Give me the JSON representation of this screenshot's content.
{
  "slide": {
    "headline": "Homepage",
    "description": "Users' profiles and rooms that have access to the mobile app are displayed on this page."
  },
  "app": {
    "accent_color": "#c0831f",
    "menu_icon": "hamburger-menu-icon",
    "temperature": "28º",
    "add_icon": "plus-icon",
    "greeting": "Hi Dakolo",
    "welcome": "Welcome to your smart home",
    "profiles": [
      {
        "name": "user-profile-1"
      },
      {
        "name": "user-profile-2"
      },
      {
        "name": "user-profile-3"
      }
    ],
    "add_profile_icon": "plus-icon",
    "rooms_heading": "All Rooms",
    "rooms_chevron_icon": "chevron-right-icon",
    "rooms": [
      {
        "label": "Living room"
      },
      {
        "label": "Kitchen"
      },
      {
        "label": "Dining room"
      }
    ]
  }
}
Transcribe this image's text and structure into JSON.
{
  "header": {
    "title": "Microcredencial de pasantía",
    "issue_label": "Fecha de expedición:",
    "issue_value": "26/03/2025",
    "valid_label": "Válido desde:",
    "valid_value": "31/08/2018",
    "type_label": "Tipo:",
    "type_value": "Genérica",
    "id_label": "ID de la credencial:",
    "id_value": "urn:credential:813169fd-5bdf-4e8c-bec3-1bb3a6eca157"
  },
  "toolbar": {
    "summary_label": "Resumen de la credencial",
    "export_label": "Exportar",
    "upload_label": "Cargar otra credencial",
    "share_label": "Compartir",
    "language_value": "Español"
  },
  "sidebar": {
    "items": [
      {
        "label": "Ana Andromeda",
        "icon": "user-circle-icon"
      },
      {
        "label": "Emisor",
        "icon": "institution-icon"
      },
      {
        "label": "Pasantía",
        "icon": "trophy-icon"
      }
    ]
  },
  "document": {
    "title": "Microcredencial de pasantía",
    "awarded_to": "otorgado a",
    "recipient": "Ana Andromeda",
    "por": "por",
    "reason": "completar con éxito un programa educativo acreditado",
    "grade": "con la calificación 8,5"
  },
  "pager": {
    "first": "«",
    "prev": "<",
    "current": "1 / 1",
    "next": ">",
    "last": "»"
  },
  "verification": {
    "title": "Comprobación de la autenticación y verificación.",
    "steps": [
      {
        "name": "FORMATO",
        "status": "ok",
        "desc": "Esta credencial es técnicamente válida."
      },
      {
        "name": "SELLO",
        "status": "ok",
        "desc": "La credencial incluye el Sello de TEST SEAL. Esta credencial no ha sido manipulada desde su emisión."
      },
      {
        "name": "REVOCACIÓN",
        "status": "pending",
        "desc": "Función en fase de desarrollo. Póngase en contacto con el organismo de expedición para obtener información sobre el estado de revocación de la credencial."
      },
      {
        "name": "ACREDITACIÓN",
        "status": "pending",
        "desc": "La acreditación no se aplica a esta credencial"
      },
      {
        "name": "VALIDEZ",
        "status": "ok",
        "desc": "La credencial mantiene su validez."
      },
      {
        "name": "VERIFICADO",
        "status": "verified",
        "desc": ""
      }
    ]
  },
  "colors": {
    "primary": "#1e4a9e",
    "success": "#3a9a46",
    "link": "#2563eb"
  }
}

:::

## PROBLEM DETAILS
Return every record above exactly as it appears.

## RESULT OF THE TASK
Give me the JSON representation of this screenshot's content.
{
  "slide": {
    "headline": "Homepage",
    "description": "Users' profiles and rooms that have access to the mobile app are displayed on this page."
  },
  "app": {
    "accent_color": "#c0831f",
    "menu_icon": "hamburger-menu-icon",
    "temperature": "28º",
    "add_icon": "plus-icon",
    "greeting": "Hi Dakolo",
    "welcome": "Welcome to your smart home",
    "profiles": [
      {
        "name": "user-profile-1"
      },
      {
        "name": "user-profile-2"
      },
      {
        "name": "user-profile-3"
      }
    ],
    "add_profile_icon": "plus-icon",
    "rooms_heading": "All Rooms",
    "rooms_chevron_icon": "chevron-right-icon",
    "rooms": [
      {
        "label": "Living room"
      },
      {
        "label": "Kitchen"
      },
      {
        "label": "Dining room"
      }
    ]
  }
}
Transcribe this image's text and structure into JSON.
{
  "header": {
    "title": "Microcredencial de pasantía",
    "issue_label": "Fecha de expedición:",
    "issue_value": "26/03/2025",
    "valid_label": "Válido desde:",
    "valid_value": "31/08/2018",
    "type_label": "Tipo:",
    "type_value": "Genérica",
    "id_label": "ID de la credencial:",
    "id_value": "urn:credential:813169fd-5bdf-4e8c-bec3-1bb3a6eca157"
  },
  "toolbar": {
    "summary_label": "Resumen de la credencial",
    "export_label": "Exportar",
    "upload_label": "Cargar otra credencial",
    "share_label": "Compartir",
    "language_value": "Español"
  },
  "sidebar": {
    "items": [
      {
        "label": "Ana Andromeda",
        "icon": "user-circle-icon"
      },
      {
        "label": "Emisor",
        "icon": "institution-icon"
      },
      {
        "label": "Pasantía",
        "icon": "trophy-icon"
      }
    ]
  },
  "document": {
    "title": "Microcredencial de pasantía",
    "awarded_to": "otorgado a",
    "recipient": "Ana Andromeda",
    "por": "por",
    "reason": "completar con éxito un programa educativo acreditado",
    "grade": "con la calificación 8,5"
  },
  "pager": {
    "first": "«",
    "prev": "<",
    "current": "1 / 1",
    "next": ">",
    "last": "»"
  },
  "verification": {
    "title": "Comprobación de la autenticación y verificación.",
    "steps": [
      {
        "name": "FORMATO",
        "status": "ok",
        "desc": "Esta credencial es técnicamente válida."
      },
      {
        "name": "SELLO",
        "status": "ok",
        "desc": "La credencial incluye el Sello de TEST SEAL. Esta credencial no ha sido manipulada desde su emisión."
      },
      {
        "name": "REVOCACIÓN",
        "status": "pending",
        "desc": "Función en fase de desarrollo. Póngase en contacto con el organismo de expedición para obtener información sobre el estado de revocación de la credencial."
      },
      {
        "name": "ACREDITACIÓN",
        "status": "pending",
        "desc": "La acreditación no se aplica a esta credencial"
      },
      {
        "name": "VALIDEZ",
        "status": "ok",
        "desc": "La credencial mantiene su validez."
      },
      {
        "name": "VERIFICADO",
        "status": "verified",
        "desc": ""
      }
    ]
  },
  "colors": {
    "primary": "#1e4a9e",
    "success": "#3a9a46",
    "link": "#2563eb"
  }
}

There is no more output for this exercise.